- [Excerpted passage]:
Here are some cooking utensils:
- "Ashet" - this is a large oval, shallow dish used for serving food. The word comes from the French "assiette" meaning plate.
- "Bannock stane" - a flat stoneplaced in the fire and on which bannocks (oatcakes) were cooked.
- "Cutty spoon" - a short handled spoon ("cutty" means short as in "cutty sark" or short shirt), often made of horn. A "gebbie" is also a horn spoon - which has become a surname too in Scotland.
- "Froh stick" - a whisk which is made out of a wooden stick and cow's hair.
- "Gallows" - an apparatus for suspending the pot over an open fire. Quite appropriate, really!
- "Jeelie pan" - the large pan (often made of brass) in which "jeelie" (jelly) or jam is made.
- "Luggie" - since "lug" is the Scots word for an ear, a luggie was used to describe a wooden bowl which had handles at each side.
- "Pottinger" - a bowl for soup or porridge. There is also a surname "Pottinger".
- "Quaich" - pronounced "qwaich" this is a shallow drinking cup with two handles or ears at each side. Nowadays, they are mainly ornamental or used as a presentation or a prize.
- "Spurtle" - a short stick for stirring porridge or a long-handled implement with a flat blade used for turning oatcakes on the "girdle" (a round, thick iron plate on which oatcakes, scones and pancakes were cooked over the fire.
- "Tattie champer" - a utensil for mashing (champing) potatoes (tatties).

- [Given information]:
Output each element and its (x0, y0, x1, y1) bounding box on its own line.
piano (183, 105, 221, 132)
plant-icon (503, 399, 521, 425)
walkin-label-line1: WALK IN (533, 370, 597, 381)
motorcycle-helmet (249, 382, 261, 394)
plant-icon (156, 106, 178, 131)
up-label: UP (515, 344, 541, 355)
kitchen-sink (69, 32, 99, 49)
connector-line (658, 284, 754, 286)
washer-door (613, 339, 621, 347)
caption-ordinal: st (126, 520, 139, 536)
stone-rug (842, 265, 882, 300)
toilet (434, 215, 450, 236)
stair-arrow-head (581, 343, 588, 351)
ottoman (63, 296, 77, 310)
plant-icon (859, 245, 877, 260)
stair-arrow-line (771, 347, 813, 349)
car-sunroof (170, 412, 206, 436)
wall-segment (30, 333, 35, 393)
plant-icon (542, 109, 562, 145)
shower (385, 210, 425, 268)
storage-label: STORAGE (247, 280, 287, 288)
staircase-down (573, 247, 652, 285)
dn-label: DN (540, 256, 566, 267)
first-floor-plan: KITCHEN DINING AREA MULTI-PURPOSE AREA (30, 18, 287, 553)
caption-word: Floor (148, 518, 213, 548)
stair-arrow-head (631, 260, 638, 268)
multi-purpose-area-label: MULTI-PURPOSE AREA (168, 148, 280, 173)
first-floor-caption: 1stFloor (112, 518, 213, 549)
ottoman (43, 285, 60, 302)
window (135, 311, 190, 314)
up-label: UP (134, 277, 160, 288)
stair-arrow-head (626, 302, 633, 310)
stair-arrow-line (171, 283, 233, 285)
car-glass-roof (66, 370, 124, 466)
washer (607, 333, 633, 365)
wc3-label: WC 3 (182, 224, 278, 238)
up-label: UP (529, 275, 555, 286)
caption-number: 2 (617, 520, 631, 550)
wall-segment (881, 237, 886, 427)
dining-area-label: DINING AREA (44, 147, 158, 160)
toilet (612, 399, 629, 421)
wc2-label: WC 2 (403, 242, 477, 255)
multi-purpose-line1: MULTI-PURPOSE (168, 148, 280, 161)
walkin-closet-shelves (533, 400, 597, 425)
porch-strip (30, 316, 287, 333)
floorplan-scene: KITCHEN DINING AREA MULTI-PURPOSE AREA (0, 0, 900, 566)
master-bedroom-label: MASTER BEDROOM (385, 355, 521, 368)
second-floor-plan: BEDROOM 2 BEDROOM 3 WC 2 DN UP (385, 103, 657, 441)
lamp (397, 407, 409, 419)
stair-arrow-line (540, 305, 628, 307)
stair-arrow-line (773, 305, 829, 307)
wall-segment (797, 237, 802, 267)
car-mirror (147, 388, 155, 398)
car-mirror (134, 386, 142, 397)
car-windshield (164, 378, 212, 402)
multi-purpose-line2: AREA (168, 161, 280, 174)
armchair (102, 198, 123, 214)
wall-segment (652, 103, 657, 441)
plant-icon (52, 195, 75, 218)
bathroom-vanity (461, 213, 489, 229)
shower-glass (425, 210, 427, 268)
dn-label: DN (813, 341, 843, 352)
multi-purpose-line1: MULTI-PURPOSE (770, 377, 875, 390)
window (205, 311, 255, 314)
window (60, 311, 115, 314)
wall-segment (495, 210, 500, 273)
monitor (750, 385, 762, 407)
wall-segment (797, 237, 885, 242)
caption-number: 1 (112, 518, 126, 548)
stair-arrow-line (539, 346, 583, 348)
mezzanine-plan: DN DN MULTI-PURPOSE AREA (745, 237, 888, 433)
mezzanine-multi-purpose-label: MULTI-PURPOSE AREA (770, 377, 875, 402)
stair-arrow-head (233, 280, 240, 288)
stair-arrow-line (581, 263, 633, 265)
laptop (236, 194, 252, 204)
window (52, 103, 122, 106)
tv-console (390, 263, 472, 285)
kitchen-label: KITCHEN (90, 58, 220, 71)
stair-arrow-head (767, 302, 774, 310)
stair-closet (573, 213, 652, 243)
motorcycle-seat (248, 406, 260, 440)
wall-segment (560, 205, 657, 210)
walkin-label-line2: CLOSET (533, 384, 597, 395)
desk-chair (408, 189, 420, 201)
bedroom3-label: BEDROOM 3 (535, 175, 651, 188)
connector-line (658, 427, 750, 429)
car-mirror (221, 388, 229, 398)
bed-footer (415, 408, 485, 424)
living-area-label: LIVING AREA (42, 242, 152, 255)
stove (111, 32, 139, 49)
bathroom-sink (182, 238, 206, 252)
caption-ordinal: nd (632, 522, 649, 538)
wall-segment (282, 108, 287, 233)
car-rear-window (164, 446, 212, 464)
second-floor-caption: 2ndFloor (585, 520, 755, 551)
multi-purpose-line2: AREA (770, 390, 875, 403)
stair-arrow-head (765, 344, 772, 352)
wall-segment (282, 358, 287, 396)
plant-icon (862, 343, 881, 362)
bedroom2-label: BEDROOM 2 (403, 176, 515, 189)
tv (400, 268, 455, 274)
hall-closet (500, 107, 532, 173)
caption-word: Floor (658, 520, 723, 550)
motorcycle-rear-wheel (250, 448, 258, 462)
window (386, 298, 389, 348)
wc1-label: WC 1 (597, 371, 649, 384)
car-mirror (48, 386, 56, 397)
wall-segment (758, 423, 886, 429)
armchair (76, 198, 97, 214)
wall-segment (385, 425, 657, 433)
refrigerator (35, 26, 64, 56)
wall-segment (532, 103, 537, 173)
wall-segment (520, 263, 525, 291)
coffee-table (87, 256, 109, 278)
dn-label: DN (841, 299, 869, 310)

- [Exercise objective]: Please supply the next lines of the cooking utensils passage, picking up after its final entry. The listing was taken from a different source than the cooking utensils passage.

- [Result for this task]:
Here are some words related to bread and oatcakes:
- "Bannock" - a round, flat cake made from oatmeal or barley meal which has been baked on a "girdle" or flat iron plate, over the fire. A "Selkirk bannock" however, is a rich fruit loaf which originated in the Border town of Selkirk.
- "Cookie" - this is a round, plain, glazed bun made from yeast dough. A "Cream Cookie" is cut open and filled with whipped cream and a "Fruit Cookie" has currants or other dried fruit added.
- "Dropped Scone" - the traditional round flat pancake made by dropping the batter onto the girdle. Variations include "Brown Scone" made with wholemeal flour, "Bran Scone" or "Wheaten Scone" with bran added, "Sour Scone" a coarse oat scone made at Christmas and "Treacle Scone" with treacle added.
- "Pan Loaf" - a loaf of bread baked in a tin so that only the top is fired. If you speak with a "pan loaf" accent then you are thought to be speaking in an affected, posh voice.
Here's a recipe for clootie dumplin' (see above) using "a punna self raisin' floor, punna currants an' a hauf o' raisins," sugar, spice and milk. Translations are at the end!
"Rummle up the hale jing-bang . . . cowp it oot oan tae a cloot. . . dinnae tie the string too tight or the dumplin' micht burst efter swellin, and ye'll be in a helluva mess . . . simmer fur mair than three and a hauf hoors. Efter that, wheech it oot oan tae a plate, peel aff the cloot and therr ye huv a dish fit tee set afore a dizzen Egon Thingmys."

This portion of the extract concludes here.